Omit all images. Write out the rest of the material exactly.

** start of Entries shown **

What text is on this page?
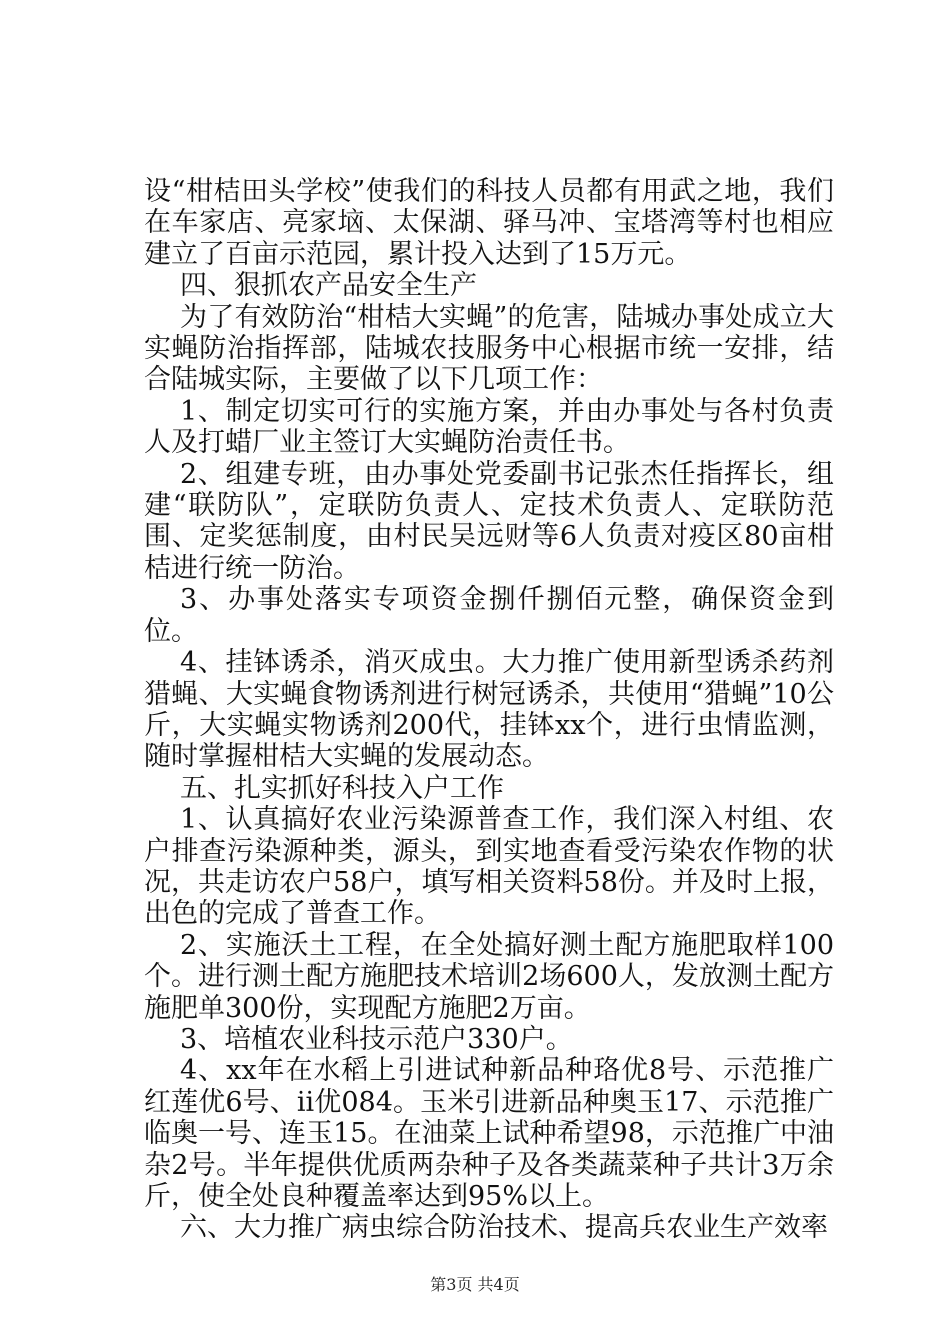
设“柑桔田头学校”使我们的科技人员都有用武之地，我们在车家店、亮家垴、太保湖、驿马冲、宝塔湾等村也相应建立了百亩示范园，累计投入达到了15万元。

四、狠抓农产品安全生产

为了有效防治“柑桔大实蝇”的危害，陆城办事处成立大实蝇防治指挥部，陆城农技服务中心根据市统一安排，结合陆城实际，主要做了以下几项工作：

1、制定切实可行的实施方案，并由办事处与各村负责人及打蜡厂业主签订大实蝇防治责任书。

2、组建专班，由办事处党委副书记张杰任指挥长，组建“联防队”，定联防负责人、定技术负责人、定联防范围、定奖惩制度，由村民吴远财等6人负责对疫区80亩柑桔进行统一防治。

3、办事处落实专项资金捌仟捌佰元整，确保资金到位。

4、挂钵诱杀，消灭成虫。大力推广使用新型诱杀药剂猎蝇、大实蝇食物诱剂进行树冠诱杀，共使用“猎蝇”10公斤，大实蝇实物诱剂200代，挂钵xx个，进行虫情监测，随时掌握柑桔大实蝇的发展动态。

五、扎实抓好科技入户工作

1、认真搞好农业污染源普查工作，我们深入村组、农户排查污染源种类，源头，到实地查看受污染农作物的状况，共走访农户58户，填写相关资料58份。并及时上报，出色的完成了普查工作。

2、实施沃土工程，在全处搞好测土配方施肥取样100个。进行测土配方施肥技术培训2场600人，发放测土配方施肥单300份，实现配方施肥2万亩。

3、培植农业科技示范户330户。

4、xx年在水稻上引进试种新品种珞优8号、示范推广红莲优6号、ii优084。玉米引进新品种奥玉17、示范推广临奥一号、连玉15。在油菜上试种希望98，示范推广中油杂2号。半年提供优质两杂种子及各类蔬菜种子共计3万余斤，使全处良种覆盖率达到95%以上。

六、大力推广病虫综合防治技术、提高兵农业生产效率

第3页 共4页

** end of Entries shown **

Right answer:
What text is on this page?
设“柑桔田头学校”使我们的科技人员都有用武之地，我们在车家店、亮家垴、太保湖、驿马冲、宝塔湾等村也相应建立了百亩示范园，累计投入达到了15万元。

四、狠抓农产品安全生产

为了有效防治“柑桔大实蝇”的危害，陆城办事处成立大实蝇防治指挥部，陆城农技服务中心根据市统一安排，结合陆城实际，主要做了以下几项工作：

1、制定切实可行的实施方案，并由办事处与各村负责人及打蜡厂业主签订大实蝇防治责任书。

2、组建专班，由办事处党委副书记张杰任指挥长，组建“联防队”，定联防负责人、定技术负责人、定联防范围、定奖惩制度，由村民吴远财等6人负责对疫区80亩柑桔进行统一防治。

3、办事处落实专项资金捌仟捌佰元整，确保资金到位。

4、挂钵诱杀，消灭成虫。大力推广使用新型诱杀药剂猎蝇、大实蝇食物诱剂进行树冠诱杀，共使用“猎蝇”10公斤，大实蝇实物诱剂200代，挂钵xx个，进行虫情监测，随时掌握柑桔大实蝇的发展动态。

五、扎实抓好科技入户工作

1、认真搞好农业污染源普查工作，我们深入村组、农户排查污染源种类，源头，到实地查看受污染农作物的状况，共走访农户58户，填写相关资料58份。并及时上报，出色的完成了普查工作。

2、实施沃土工程，在全处搞好测土配方施肥取样100个。进行测土配方施肥技术培训2场600人，发放测土配方施肥单300份，实现配方施肥2万亩。

3、培植农业科技示范户330户。

4、xx年在水稻上引进试种新品种珞优8号、示范推广红莲优6号、ii优084。玉米引进新品种奥玉17、示范推广临奥一号、连玉15。在油菜上试种希望98，示范推广中油杂2号。半年提供优质两杂种子及各类蔬菜种子共计3万余斤，使全处良种覆盖率达到95%以上。

六、大力推广病虫综合防治技术、提高兵农业生产效率

第3页 共4页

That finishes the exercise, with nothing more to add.